THE REQUEST =>
Send each entry back exactly as given, pictures excluded.

— BEGIN EXTRACTED ENTRIES —

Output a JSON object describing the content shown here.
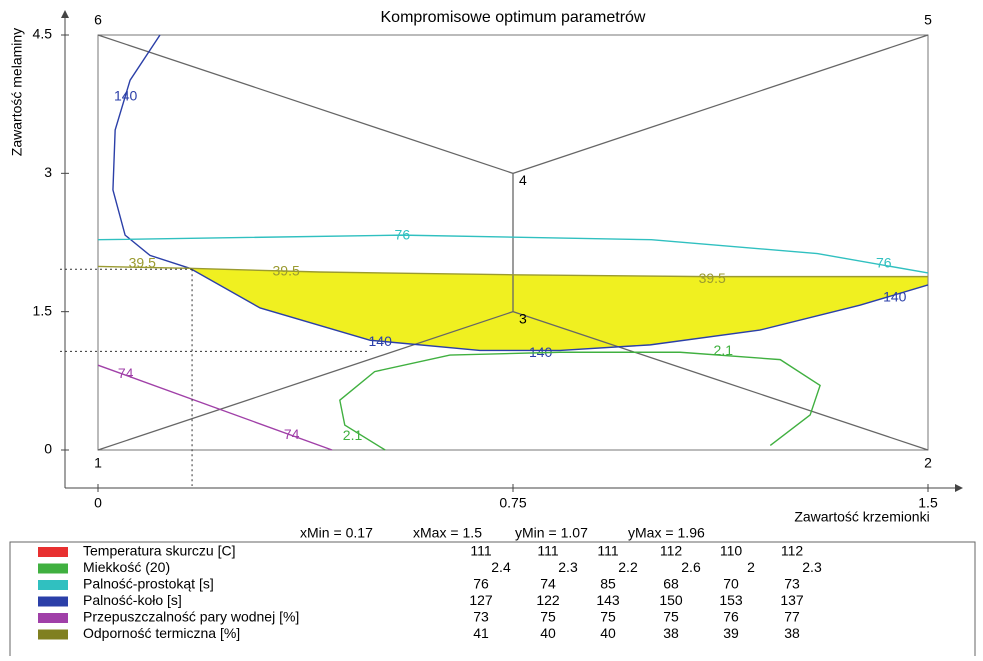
{
  "chart_data": {
    "type": "contour",
    "title": "Kompromisowe optimum parametrów",
    "xlabel": "Zawartość krzemionki",
    "ylabel": "Zawartość melaminy",
    "xlim": [
      0,
      1.5
    ],
    "ylim": [
      0,
      4.5
    ],
    "xticks": [
      0,
      0.75,
      1.5
    ],
    "yticks": [
      0,
      1.5,
      3,
      4.5
    ],
    "vertices": [
      {
        "label": "1",
        "x": 0,
        "y": 0
      },
      {
        "label": "2",
        "x": 1.5,
        "y": 0
      },
      {
        "label": "3",
        "x": 0.75,
        "y": 1.5
      },
      {
        "label": "4",
        "x": 0.75,
        "y": 3
      },
      {
        "label": "5",
        "x": 1.5,
        "y": 4.5
      },
      {
        "label": "6",
        "x": 0,
        "y": 4.5
      }
    ],
    "limits": [
      {
        "label": "xMin =",
        "value": 0.17
      },
      {
        "label": "xMax =",
        "value": 1.5
      },
      {
        "label": "yMin =",
        "value": 1.07
      },
      {
        "label": "yMax =",
        "value": 1.96
      }
    ],
    "region_color": "#f0f020",
    "contours": [
      {
        "level": 140,
        "color": "#2b3fa8",
        "x": [
          0.112,
          0.058,
          0.031,
          0.027,
          0.049,
          0.094,
          0.166,
          0.293,
          0.492,
          0.69,
          0.835,
          0.998,
          1.196,
          1.377,
          1.5
        ],
        "y": [
          4.5,
          4.01,
          3.47,
          2.82,
          2.33,
          2.11,
          1.97,
          1.54,
          1.19,
          1.08,
          1.08,
          1.14,
          1.3,
          1.57,
          1.79
        ]
      },
      {
        "level": 39.5,
        "color": "#9a9a30",
        "x": [
          0,
          0.166,
          0.4,
          0.75,
          1.1,
          1.5
        ],
        "y": [
          1.99,
          1.97,
          1.93,
          1.9,
          1.88,
          1.88
        ]
      },
      {
        "level": 76,
        "color": "#30c0c0",
        "x": [
          0,
          0.55,
          1.0,
          1.3,
          1.5
        ],
        "y": [
          2.28,
          2.33,
          2.28,
          2.13,
          1.92
        ]
      },
      {
        "level": 74,
        "color": "#a040a8",
        "x": [
          0,
          0.423
        ],
        "y": [
          0.92,
          0
        ]
      },
      {
        "level": 2.1,
        "color": "#40b040",
        "x": [
          0.519,
          0.446,
          0.437,
          0.5,
          0.636,
          0.835,
          1.052,
          1.233,
          1.305,
          1.287,
          1.215
        ],
        "y": [
          0,
          0.27,
          0.54,
          0.85,
          1.03,
          1.06,
          1.06,
          0.98,
          0.7,
          0.38,
          0.05
        ]
      }
    ],
    "series": [
      {
        "name": "Temperatura skurczu [C]",
        "color": "#e83030",
        "values": [
          111,
          111,
          111,
          112,
          110,
          112
        ]
      },
      {
        "name": "Miekkość (20)",
        "color": "#40b040",
        "values": [
          2.4,
          2.3,
          2.2,
          2.6,
          2,
          2.3
        ]
      },
      {
        "name": "Palność-prostokąt [s]",
        "color": "#30c0c0",
        "values": [
          76,
          74,
          85,
          68,
          70,
          73
        ]
      },
      {
        "name": "Palność-koło [s]",
        "color": "#2b3fa8",
        "values": [
          127,
          122,
          143,
          150,
          153,
          137
        ]
      },
      {
        "name": "Przepuszczalność pary wodnej [%]",
        "color": "#a040a8",
        "values": [
          73,
          75,
          75,
          75,
          76,
          77
        ]
      },
      {
        "name": "Odporność termiczna [%]",
        "color": "#808020",
        "values": [
          41,
          40,
          40,
          38,
          39,
          38
        ]
      }
    ]
  }
}
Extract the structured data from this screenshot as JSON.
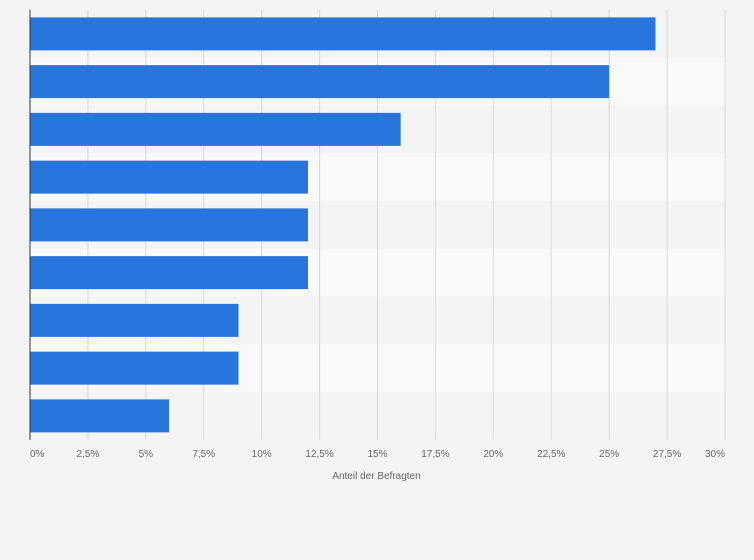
{
  "chart_data": {
    "type": "bar",
    "orientation": "horizontal",
    "categories": [
      "",
      "",
      "",
      "",
      "",
      "",
      "",
      "",
      ""
    ],
    "values": [
      27,
      25,
      16,
      12,
      12,
      12,
      9,
      9,
      6
    ],
    "xlabel": "Anteil der Befragten",
    "ylabel": "",
    "xlim": [
      0,
      30
    ],
    "x_ticks": [
      "0%",
      "2,5%",
      "5%",
      "7,5%",
      "10%",
      "12,5%",
      "15%",
      "17,5%",
      "20%",
      "22,5%",
      "25%",
      "27,5%",
      "30%"
    ],
    "grid": true,
    "legend": "none",
    "bar_color": "#2876dd",
    "band_colors": [
      "#f4f4f4",
      "#f9f9f9"
    ],
    "grid_color": "#d9d9d9",
    "axis_color": "#333333"
  }
}
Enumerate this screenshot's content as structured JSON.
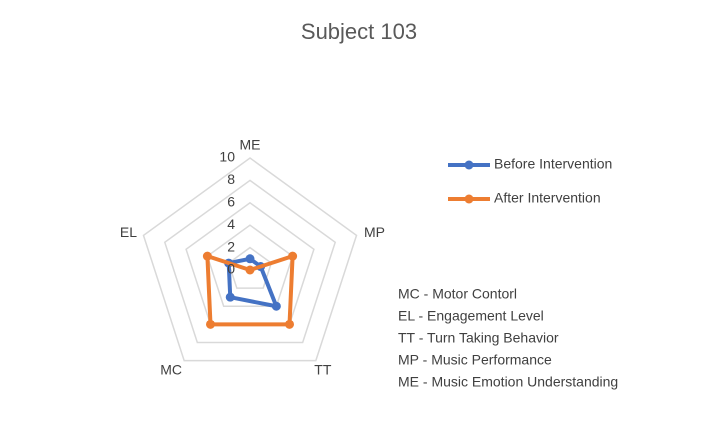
{
  "chart_data": {
    "type": "radar",
    "title": "Subject 103",
    "axes": [
      "ME",
      "MP",
      "TT",
      "MC",
      "EL"
    ],
    "rmax": 10,
    "ticks": [
      "0",
      "2",
      "4",
      "6",
      "8",
      "10"
    ],
    "tick_values": [
      0,
      2,
      4,
      6,
      8,
      10
    ],
    "series": [
      {
        "name": "Before Intervention",
        "color": "#4472C4",
        "values": [
          1,
          1,
          4,
          3,
          2
        ]
      },
      {
        "name": "After Intervention",
        "color": "#ED7D31",
        "values": [
          0,
          4,
          6,
          6,
          4
        ]
      }
    ],
    "legend_position": "right",
    "grid": true
  },
  "abbreviations": [
    "MC - Motor Contorl",
    "EL - Engagement Level",
    "TT - Turn Taking Behavior",
    "MP - Music Performance",
    "ME - Music Emotion Understanding"
  ]
}
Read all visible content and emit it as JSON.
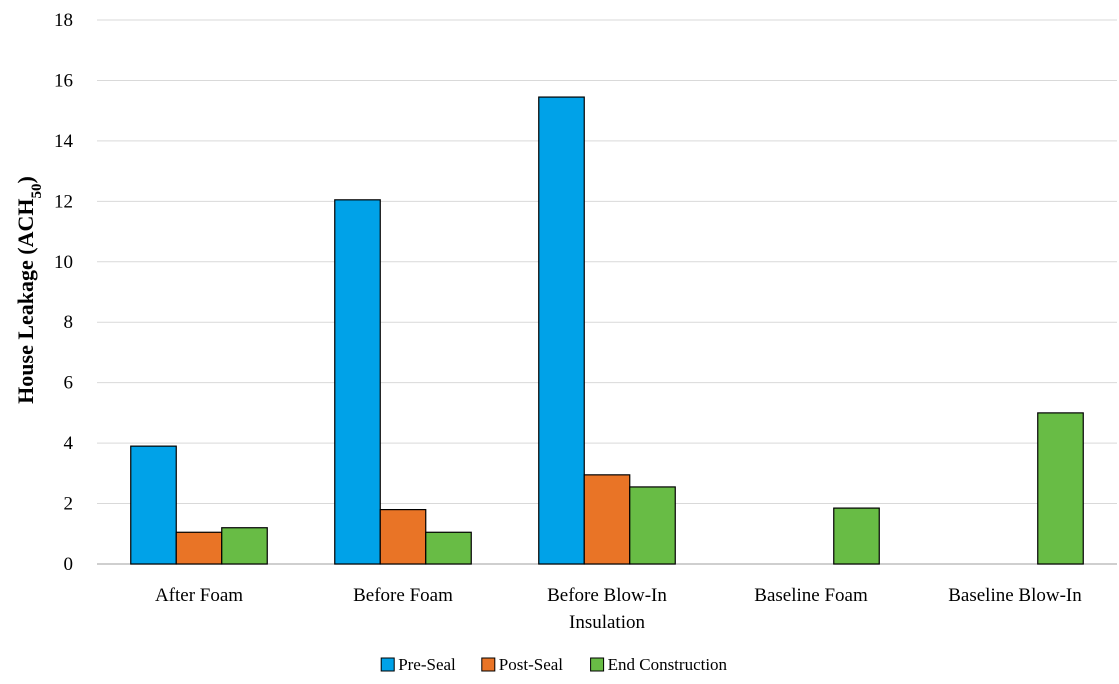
{
  "chart_data": {
    "type": "bar",
    "title": "",
    "xlabel": "",
    "ylabel": "House Leakage (ACH",
    "ylabel_subscript": "50",
    "ylabel_suffix": ")",
    "ylim": [
      0,
      18
    ],
    "yticks": [
      0,
      2,
      4,
      6,
      8,
      10,
      12,
      14,
      16,
      18
    ],
    "grid": true,
    "legend_position": "bottom",
    "categories": [
      [
        "After Foam"
      ],
      [
        "Before Foam"
      ],
      [
        "Before Blow-In",
        "Insulation"
      ],
      [
        "Baseline Foam"
      ],
      [
        "Baseline Blow-In"
      ]
    ],
    "series": [
      {
        "name": "Pre-Seal",
        "color": "#00A2E8",
        "values": [
          3.9,
          12.05,
          15.45,
          null,
          null
        ]
      },
      {
        "name": "Post-Seal",
        "color": "#E97426",
        "values": [
          1.05,
          1.8,
          2.95,
          null,
          null
        ]
      },
      {
        "name": "End Construction",
        "color": "#68BC45",
        "values": [
          1.2,
          1.05,
          2.55,
          1.85,
          5.0
        ]
      }
    ]
  }
}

— END EXTRACTED ENTRIES —

CORRECT RESPONSE =>
Output a JSON object describing the content shown here.
{
  "chart_data": {
    "type": "contour",
    "title": "Kompromisowe optimum parametrów",
    "xlabel": "Zawartość krzemionki",
    "ylabel": "Zawartość melaminy",
    "xlim": [
      0,
      1.5
    ],
    "ylim": [
      0,
      4.5
    ],
    "xticks": [
      0,
      0.75,
      1.5
    ],
    "yticks": [
      0,
      1.5,
      3,
      4.5
    ],
    "vertices": [
      {
        "label": "1",
        "x": 0,
        "y": 0
      },
      {
        "label": "2",
        "x": 1.5,
        "y": 0
      },
      {
        "label": "3",
        "x": 0.75,
        "y": 1.5
      },
      {
        "label": "4",
        "x": 0.75,
        "y": 3
      },
      {
        "label": "5",
        "x": 1.5,
        "y": 4.5
      },
      {
        "label": "6",
        "x": 0,
        "y": 4.5
      }
    ],
    "limits": [
      {
        "label": "xMin =",
        "value": 0.17
      },
      {
        "label": "xMax =",
        "value": 1.5
      },
      {
        "label": "yMin =",
        "value": 1.07
      },
      {
        "label": "yMax =",
        "value": 1.96
      }
    ],
    "region_color": "#f0f020",
    "contours": [
      {
        "level": 140,
        "color": "#2b3fa8",
        "x": [
          0.112,
          0.058,
          0.031,
          0.027,
          0.049,
          0.094,
          0.166,
          0.293,
          0.492,
          0.69,
          0.835,
          0.998,
          1.196,
          1.377,
          1.5
        ],
        "y": [
          4.5,
          4.01,
          3.47,
          2.82,
          2.33,
          2.11,
          1.97,
          1.54,
          1.19,
          1.08,
          1.08,
          1.14,
          1.3,
          1.57,
          1.79
        ]
      },
      {
        "level": 39.5,
        "color": "#9a9a30",
        "x": [
          0,
          0.166,
          0.4,
          0.75,
          1.1,
          1.5
        ],
        "y": [
          1.99,
          1.97,
          1.93,
          1.9,
          1.88,
          1.88
        ]
      },
      {
        "level": 76,
        "color": "#30c0c0",
        "x": [
          0,
          0.55,
          1.0,
          1.3,
          1.5
        ],
        "y": [
          2.28,
          2.33,
          2.28,
          2.13,
          1.92
        ]
      },
      {
        "level": 74,
        "color": "#a040a8",
        "x": [
          0,
          0.423
        ],
        "y": [
          0.92,
          0
        ]
      },
      {
        "level": 2.1,
        "color": "#40b040",
        "x": [
          0.519,
          0.446,
          0.437,
          0.5,
          0.636,
          0.835,
          1.052,
          1.233,
          1.305,
          1.287,
          1.215
        ],
        "y": [
          0,
          0.27,
          0.54,
          0.85,
          1.03,
          1.06,
          1.06,
          0.98,
          0.7,
          0.38,
          0.05
        ]
      }
    ],
    "series": [
      {
        "name": "Temperatura skurczu [C]",
        "color": "#e83030",
        "values": [
          111,
          111,
          111,
          112,
          110,
          112
        ]
      },
      {
        "name": "Miekkość (20)",
        "color": "#40b040",
        "values": [
          2.4,
          2.3,
          2.2,
          2.6,
          2,
          2.3
        ]
      },
      {
        "name": "Palność-prostokąt [s]",
        "color": "#30c0c0",
        "values": [
          76,
          74,
          85,
          68,
          70,
          73
        ]
      },
      {
        "name": "Palność-koło [s]",
        "color": "#2b3fa8",
        "values": [
          127,
          122,
          143,
          150,
          153,
          137
        ]
      },
      {
        "name": "Przepuszczalność pary wodnej [%]",
        "color": "#a040a8",
        "values": [
          73,
          75,
          75,
          75,
          76,
          77
        ]
      },
      {
        "name": "Odporność termiczna [%]",
        "color": "#808020",
        "values": [
          41,
          40,
          40,
          38,
          39,
          38
        ]
      }
    ]
  }
}
Extract the structured data from this screenshot as JSON.
{
  "chart_data": {
    "type": "bar",
    "orientation": "horizontal",
    "categories": [
      "",
      "",
      "",
      "",
      "",
      "",
      "",
      "",
      ""
    ],
    "values": [
      27,
      25,
      16,
      12,
      12,
      12,
      9,
      9,
      6
    ],
    "xlabel": "Anteil der Befragten",
    "ylabel": "",
    "xlim": [
      0,
      30
    ],
    "x_ticks": [
      "0%",
      "2,5%",
      "5%",
      "7,5%",
      "10%",
      "12,5%",
      "15%",
      "17,5%",
      "20%",
      "22,5%",
      "25%",
      "27,5%",
      "30%"
    ],
    "grid": true,
    "legend": "none",
    "bar_color": "#2876dd",
    "band_colors": [
      "#f4f4f4",
      "#f9f9f9"
    ],
    "grid_color": "#d9d9d9",
    "axis_color": "#333333"
  }
}
Enumerate this screenshot's content as structured JSON.
{
  "chart_data": {
    "type": "radar",
    "title": "Subject 103",
    "axes": [
      "ME",
      "MP",
      "TT",
      "MC",
      "EL"
    ],
    "rmax": 10,
    "ticks": [
      "0",
      "2",
      "4",
      "6",
      "8",
      "10"
    ],
    "tick_values": [
      0,
      2,
      4,
      6,
      8,
      10
    ],
    "series": [
      {
        "name": "Before Intervention",
        "color": "#4472C4",
        "values": [
          1,
          1,
          4,
          3,
          2
        ]
      },
      {
        "name": "After Intervention",
        "color": "#ED7D31",
        "values": [
          0,
          4,
          6,
          6,
          4
        ]
      }
    ],
    "legend_position": "right",
    "grid": true
  },
  "abbreviations": [
    "MC - Motor Contorl",
    "EL - Engagement Level",
    "TT - Turn Taking Behavior",
    "MP - Music Performance",
    "ME - Music Emotion Understanding"
  ]
}
Read all visible content and emit it as JSON.
{
  "chart_data": {
    "type": "bar",
    "title": "",
    "xlabel": "",
    "ylabel": "House Leakage (ACH",
    "ylabel_subscript": "50",
    "ylabel_suffix": ")",
    "ylim": [
      0,
      18
    ],
    "yticks": [
      0,
      2,
      4,
      6,
      8,
      10,
      12,
      14,
      16,
      18
    ],
    "grid": true,
    "legend_position": "bottom",
    "categories": [
      [
        "After Foam"
      ],
      [
        "Before Foam"
      ],
      [
        "Before Blow-In",
        "Insulation"
      ],
      [
        "Baseline Foam"
      ],
      [
        "Baseline Blow-In"
      ]
    ],
    "series": [
      {
        "name": "Pre-Seal",
        "color": "#00A2E8",
        "values": [
          3.9,
          12.05,
          15.45,
          null,
          null
        ]
      },
      {
        "name": "Post-Seal",
        "color": "#E97426",
        "values": [
          1.05,
          1.8,
          2.95,
          null,
          null
        ]
      },
      {
        "name": "End Construction",
        "color": "#68BC45",
        "values": [
          1.2,
          1.05,
          2.55,
          1.85,
          5.0
        ]
      }
    ]
  }
}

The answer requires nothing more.